-- start DATASET RECORDS --

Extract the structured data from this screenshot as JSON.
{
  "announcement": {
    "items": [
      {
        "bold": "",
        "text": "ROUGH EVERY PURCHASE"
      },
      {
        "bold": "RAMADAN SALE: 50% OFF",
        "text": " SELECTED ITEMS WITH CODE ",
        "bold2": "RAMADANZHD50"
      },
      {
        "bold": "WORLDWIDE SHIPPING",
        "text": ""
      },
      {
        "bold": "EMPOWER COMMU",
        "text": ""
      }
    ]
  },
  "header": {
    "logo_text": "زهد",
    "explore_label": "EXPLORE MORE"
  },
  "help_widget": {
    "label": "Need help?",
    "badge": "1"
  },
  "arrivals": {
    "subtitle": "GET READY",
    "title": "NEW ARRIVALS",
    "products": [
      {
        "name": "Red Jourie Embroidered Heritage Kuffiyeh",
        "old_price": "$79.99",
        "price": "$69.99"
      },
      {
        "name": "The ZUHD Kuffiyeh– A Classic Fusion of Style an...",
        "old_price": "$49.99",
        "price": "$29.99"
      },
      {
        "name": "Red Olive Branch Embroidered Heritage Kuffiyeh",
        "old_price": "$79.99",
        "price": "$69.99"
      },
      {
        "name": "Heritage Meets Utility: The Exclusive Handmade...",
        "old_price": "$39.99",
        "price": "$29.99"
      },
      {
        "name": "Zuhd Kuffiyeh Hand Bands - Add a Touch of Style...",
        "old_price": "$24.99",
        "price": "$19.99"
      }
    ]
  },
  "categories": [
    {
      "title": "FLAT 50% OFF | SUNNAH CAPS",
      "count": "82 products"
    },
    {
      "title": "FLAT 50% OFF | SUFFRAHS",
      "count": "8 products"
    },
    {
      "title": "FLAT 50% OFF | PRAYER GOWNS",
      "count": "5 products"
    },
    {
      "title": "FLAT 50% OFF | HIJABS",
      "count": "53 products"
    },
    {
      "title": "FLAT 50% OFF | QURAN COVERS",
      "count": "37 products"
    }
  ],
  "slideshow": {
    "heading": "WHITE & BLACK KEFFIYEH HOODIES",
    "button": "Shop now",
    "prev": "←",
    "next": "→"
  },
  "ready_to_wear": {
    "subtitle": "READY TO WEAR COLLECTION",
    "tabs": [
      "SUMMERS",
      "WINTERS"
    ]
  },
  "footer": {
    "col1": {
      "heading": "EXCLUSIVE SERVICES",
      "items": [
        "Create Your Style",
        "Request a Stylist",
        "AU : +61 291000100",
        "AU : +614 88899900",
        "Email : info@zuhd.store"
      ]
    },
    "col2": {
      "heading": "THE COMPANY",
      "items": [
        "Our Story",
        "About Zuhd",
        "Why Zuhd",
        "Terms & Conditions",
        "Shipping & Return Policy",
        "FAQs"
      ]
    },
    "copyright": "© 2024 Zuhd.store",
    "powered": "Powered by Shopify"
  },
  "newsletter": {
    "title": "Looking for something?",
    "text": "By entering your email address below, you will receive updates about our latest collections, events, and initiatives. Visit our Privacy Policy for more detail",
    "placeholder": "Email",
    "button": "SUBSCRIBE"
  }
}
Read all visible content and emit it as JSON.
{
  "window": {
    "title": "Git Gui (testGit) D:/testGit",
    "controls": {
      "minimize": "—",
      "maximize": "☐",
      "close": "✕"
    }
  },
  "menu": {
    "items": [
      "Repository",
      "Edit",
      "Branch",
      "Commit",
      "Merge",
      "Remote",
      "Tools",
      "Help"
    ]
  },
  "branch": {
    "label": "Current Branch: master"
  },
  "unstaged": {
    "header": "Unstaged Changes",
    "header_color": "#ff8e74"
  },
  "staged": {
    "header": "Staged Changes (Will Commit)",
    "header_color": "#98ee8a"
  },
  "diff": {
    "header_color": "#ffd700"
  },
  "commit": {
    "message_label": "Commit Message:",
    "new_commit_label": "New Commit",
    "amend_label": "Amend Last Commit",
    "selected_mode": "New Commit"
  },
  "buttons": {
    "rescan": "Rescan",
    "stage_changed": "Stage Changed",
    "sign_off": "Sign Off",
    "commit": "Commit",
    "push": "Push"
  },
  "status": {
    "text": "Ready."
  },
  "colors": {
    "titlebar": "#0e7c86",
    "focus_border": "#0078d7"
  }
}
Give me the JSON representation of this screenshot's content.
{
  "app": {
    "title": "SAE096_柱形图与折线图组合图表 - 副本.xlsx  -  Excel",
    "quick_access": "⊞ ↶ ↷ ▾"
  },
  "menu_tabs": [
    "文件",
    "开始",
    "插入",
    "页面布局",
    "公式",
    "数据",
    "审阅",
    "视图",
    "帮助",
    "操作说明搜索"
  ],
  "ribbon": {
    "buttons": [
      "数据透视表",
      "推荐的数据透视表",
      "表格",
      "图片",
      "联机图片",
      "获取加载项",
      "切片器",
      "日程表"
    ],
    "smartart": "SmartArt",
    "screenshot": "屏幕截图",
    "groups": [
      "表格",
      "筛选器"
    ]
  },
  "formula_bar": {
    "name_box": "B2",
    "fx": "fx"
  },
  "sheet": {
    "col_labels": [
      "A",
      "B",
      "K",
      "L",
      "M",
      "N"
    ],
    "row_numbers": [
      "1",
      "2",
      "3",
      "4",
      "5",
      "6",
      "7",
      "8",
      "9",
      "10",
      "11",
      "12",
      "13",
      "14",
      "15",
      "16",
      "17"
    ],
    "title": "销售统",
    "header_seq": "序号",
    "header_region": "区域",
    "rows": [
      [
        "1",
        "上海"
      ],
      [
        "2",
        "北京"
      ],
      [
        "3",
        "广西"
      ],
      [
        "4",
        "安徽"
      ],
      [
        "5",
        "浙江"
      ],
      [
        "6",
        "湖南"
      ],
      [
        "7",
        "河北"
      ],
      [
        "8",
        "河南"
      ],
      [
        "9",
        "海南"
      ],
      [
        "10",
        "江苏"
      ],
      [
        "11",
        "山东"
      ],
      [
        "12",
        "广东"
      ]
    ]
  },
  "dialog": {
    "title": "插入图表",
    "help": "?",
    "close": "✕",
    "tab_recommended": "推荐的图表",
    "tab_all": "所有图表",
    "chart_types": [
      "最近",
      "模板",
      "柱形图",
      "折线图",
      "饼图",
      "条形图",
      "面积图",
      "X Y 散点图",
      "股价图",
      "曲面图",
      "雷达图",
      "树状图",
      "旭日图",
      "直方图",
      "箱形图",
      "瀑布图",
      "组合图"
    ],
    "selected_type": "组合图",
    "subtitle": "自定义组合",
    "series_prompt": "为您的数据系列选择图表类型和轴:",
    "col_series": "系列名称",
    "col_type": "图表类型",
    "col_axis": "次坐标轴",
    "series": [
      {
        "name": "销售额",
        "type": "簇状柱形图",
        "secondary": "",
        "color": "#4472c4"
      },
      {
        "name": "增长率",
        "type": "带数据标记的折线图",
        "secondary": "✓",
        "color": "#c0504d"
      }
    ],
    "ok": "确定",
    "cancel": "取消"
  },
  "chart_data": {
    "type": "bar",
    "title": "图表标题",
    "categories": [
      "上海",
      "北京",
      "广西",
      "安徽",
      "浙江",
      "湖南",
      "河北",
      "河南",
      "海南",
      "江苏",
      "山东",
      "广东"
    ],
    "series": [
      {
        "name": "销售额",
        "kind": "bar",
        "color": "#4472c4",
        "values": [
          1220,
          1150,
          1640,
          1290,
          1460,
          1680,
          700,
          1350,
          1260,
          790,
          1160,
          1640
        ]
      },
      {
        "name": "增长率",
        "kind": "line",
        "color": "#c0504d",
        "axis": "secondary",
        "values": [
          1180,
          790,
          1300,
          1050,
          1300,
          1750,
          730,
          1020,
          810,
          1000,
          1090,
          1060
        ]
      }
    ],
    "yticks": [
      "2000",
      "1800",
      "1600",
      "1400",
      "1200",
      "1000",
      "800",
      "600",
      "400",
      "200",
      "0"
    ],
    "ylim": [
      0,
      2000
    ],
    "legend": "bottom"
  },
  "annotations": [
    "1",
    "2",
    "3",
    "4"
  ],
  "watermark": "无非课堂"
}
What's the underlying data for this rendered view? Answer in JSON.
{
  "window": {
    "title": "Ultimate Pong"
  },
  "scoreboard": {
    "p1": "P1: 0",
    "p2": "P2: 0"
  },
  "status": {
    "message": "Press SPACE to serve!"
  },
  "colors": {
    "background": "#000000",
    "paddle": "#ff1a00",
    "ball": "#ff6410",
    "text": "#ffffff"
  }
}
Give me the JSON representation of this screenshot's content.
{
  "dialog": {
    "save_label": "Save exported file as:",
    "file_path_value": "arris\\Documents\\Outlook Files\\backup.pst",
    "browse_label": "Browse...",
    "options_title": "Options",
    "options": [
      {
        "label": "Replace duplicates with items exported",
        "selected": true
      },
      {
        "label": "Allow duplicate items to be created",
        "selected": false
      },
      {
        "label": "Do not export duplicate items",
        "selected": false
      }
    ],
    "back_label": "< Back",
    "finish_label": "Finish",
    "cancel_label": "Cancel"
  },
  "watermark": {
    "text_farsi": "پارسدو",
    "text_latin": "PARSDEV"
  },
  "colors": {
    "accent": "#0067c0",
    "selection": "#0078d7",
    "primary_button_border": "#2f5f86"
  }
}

-- end DATASET RECORDS --

▶ **WHAT YOU ARE ASKED TO DO**
Copy each line from the data above that includes "Kuffiyeh".

▶ **REPLY**
        "name": "Red Jourie Embroidered Heritage Kuffiyeh",
        "name": "The ZUHD Kuffiyeh– A Classic Fusion of Style an...",
        "name": "Red Olive Branch Embroidered Heritage Kuffiyeh",
        "name": "Zuhd Kuffiyeh Hand Bands - Add a Touch of Style...",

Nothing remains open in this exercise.